** start of SOURCE MATERIAL **

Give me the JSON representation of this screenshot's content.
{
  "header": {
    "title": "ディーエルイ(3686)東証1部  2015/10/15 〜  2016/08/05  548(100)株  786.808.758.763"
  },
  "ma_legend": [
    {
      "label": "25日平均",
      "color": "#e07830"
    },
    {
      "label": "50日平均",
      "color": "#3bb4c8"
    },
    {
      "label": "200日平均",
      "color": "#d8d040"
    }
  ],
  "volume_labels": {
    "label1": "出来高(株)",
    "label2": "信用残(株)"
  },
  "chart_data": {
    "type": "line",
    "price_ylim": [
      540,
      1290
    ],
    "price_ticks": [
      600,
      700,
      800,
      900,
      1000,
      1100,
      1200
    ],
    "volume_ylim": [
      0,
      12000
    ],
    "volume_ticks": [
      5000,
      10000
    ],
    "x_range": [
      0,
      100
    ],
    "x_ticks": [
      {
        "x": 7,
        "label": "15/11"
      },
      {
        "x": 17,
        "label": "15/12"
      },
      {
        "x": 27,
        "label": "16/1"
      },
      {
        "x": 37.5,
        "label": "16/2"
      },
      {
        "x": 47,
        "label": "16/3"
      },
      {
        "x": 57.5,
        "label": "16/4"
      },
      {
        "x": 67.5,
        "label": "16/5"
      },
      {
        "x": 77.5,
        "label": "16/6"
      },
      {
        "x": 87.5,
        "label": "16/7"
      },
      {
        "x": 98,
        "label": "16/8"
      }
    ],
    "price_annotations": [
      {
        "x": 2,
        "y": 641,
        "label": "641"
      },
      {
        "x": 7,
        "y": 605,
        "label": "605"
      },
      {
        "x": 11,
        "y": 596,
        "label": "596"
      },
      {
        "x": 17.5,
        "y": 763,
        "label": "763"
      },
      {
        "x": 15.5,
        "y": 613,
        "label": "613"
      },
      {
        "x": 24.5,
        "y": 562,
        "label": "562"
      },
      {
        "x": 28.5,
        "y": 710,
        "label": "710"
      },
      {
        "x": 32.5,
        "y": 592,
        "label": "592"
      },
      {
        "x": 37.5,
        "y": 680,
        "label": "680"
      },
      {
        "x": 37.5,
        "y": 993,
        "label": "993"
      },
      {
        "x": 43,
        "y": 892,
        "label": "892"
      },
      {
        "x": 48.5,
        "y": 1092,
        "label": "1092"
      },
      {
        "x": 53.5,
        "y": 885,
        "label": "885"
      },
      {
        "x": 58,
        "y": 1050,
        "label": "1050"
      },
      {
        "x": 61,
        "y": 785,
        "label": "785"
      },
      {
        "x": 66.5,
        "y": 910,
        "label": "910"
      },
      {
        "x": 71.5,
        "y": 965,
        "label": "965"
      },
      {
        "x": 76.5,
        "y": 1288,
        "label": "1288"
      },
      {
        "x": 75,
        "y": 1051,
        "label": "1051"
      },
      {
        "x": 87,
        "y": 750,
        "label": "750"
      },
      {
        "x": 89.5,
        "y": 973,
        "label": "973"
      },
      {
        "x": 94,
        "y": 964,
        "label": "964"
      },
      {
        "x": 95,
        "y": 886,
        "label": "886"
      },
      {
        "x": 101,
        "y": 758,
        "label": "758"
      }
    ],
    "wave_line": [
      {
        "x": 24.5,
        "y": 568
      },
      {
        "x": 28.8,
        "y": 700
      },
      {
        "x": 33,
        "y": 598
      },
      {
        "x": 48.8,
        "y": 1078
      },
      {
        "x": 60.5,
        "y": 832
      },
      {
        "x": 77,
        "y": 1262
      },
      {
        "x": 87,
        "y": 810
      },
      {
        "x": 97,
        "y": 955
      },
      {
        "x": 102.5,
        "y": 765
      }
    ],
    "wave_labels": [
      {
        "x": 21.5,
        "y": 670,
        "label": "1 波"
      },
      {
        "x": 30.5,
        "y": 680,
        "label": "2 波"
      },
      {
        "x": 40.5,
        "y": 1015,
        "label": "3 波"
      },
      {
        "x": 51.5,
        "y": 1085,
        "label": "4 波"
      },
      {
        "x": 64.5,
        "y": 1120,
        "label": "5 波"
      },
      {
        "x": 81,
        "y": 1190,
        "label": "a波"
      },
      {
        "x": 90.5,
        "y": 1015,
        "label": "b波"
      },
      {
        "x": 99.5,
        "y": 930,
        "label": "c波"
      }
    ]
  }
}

** end of SOURCE MATERIAL **

▸ GOAL
Reproduce the whole listing word for word.

▸ EXERCISE ANSWER
Give me the JSON representation of this screenshot's content.
{
  "header": {
    "title": "ディーエルイ(3686)東証1部  2015/10/15 〜  2016/08/05  548(100)株  786.808.758.763"
  },
  "ma_legend": [
    {
      "label": "25日平均",
      "color": "#e07830"
    },
    {
      "label": "50日平均",
      "color": "#3bb4c8"
    },
    {
      "label": "200日平均",
      "color": "#d8d040"
    }
  ],
  "volume_labels": {
    "label1": "出来高(株)",
    "label2": "信用残(株)"
  },
  "chart_data": {
    "type": "line",
    "price_ylim": [
      540,
      1290
    ],
    "price_ticks": [
      600,
      700,
      800,
      900,
      1000,
      1100,
      1200
    ],
    "volume_ylim": [
      0,
      12000
    ],
    "volume_ticks": [
      5000,
      10000
    ],
    "x_range": [
      0,
      100
    ],
    "x_ticks": [
      {
        "x": 7,
        "label": "15/11"
      },
      {
        "x": 17,
        "label": "15/12"
      },
      {
        "x": 27,
        "label": "16/1"
      },
      {
        "x": 37.5,
        "label": "16/2"
      },
      {
        "x": 47,
        "label": "16/3"
      },
      {
        "x": 57.5,
        "label": "16/4"
      },
      {
        "x": 67.5,
        "label": "16/5"
      },
      {
        "x": 77.5,
        "label": "16/6"
      },
      {
        "x": 87.5,
        "label": "16/7"
      },
      {
        "x": 98,
        "label": "16/8"
      }
    ],
    "price_annotations": [
      {
        "x": 2,
        "y": 641,
        "label": "641"
      },
      {
        "x": 7,
        "y": 605,
        "label": "605"
      },
      {
        "x": 11,
        "y": 596,
        "label": "596"
      },
      {
        "x": 17.5,
        "y": 763,
        "label": "763"
      },
      {
        "x": 15.5,
        "y": 613,
        "label": "613"
      },
      {
        "x": 24.5,
        "y": 562,
        "label": "562"
      },
      {
        "x": 28.5,
        "y": 710,
        "label": "710"
      },
      {
        "x": 32.5,
        "y": 592,
        "label": "592"
      },
      {
        "x": 37.5,
        "y": 680,
        "label": "680"
      },
      {
        "x": 37.5,
        "y": 993,
        "label": "993"
      },
      {
        "x": 43,
        "y": 892,
        "label": "892"
      },
      {
        "x": 48.5,
        "y": 1092,
        "label": "1092"
      },
      {
        "x": 53.5,
        "y": 885,
        "label": "885"
      },
      {
        "x": 58,
        "y": 1050,
        "label": "1050"
      },
      {
        "x": 61,
        "y": 785,
        "label": "785"
      },
      {
        "x": 66.5,
        "y": 910,
        "label": "910"
      },
      {
        "x": 71.5,
        "y": 965,
        "label": "965"
      },
      {
        "x": 76.5,
        "y": 1288,
        "label": "1288"
      },
      {
        "x": 75,
        "y": 1051,
        "label": "1051"
      },
      {
        "x": 87,
        "y": 750,
        "label": "750"
      },
      {
        "x": 89.5,
        "y": 973,
        "label": "973"
      },
      {
        "x": 94,
        "y": 964,
        "label": "964"
      },
      {
        "x": 95,
        "y": 886,
        "label": "886"
      },
      {
        "x": 101,
        "y": 758,
        "label": "758"
      }
    ],
    "wave_line": [
      {
        "x": 24.5,
        "y": 568
      },
      {
        "x": 28.8,
        "y": 700
      },
      {
        "x": 33,
        "y": 598
      },
      {
        "x": 48.8,
        "y": 1078
      },
      {
        "x": 60.5,
        "y": 832
      },
      {
        "x": 77,
        "y": 1262
      },
      {
        "x": 87,
        "y": 810
      },
      {
        "x": 97,
        "y": 955
      },
      {
        "x": 102.5,
        "y": 765
      }
    ],
    "wave_labels": [
      {
        "x": 21.5,
        "y": 670,
        "label": "1 波"
      },
      {
        "x": 30.5,
        "y": 680,
        "label": "2 波"
      },
      {
        "x": 40.5,
        "y": 1015,
        "label": "3 波"
      },
      {
        "x": 51.5,
        "y": 1085,
        "label": "4 波"
      },
      {
        "x": 64.5,
        "y": 1120,
        "label": "5 波"
      },
      {
        "x": 81,
        "y": 1190,
        "label": "a波"
      },
      {
        "x": 90.5,
        "y": 1015,
        "label": "b波"
      },
      {
        "x": 99.5,
        "y": 930,
        "label": "c波"
      }
    ]
  }
}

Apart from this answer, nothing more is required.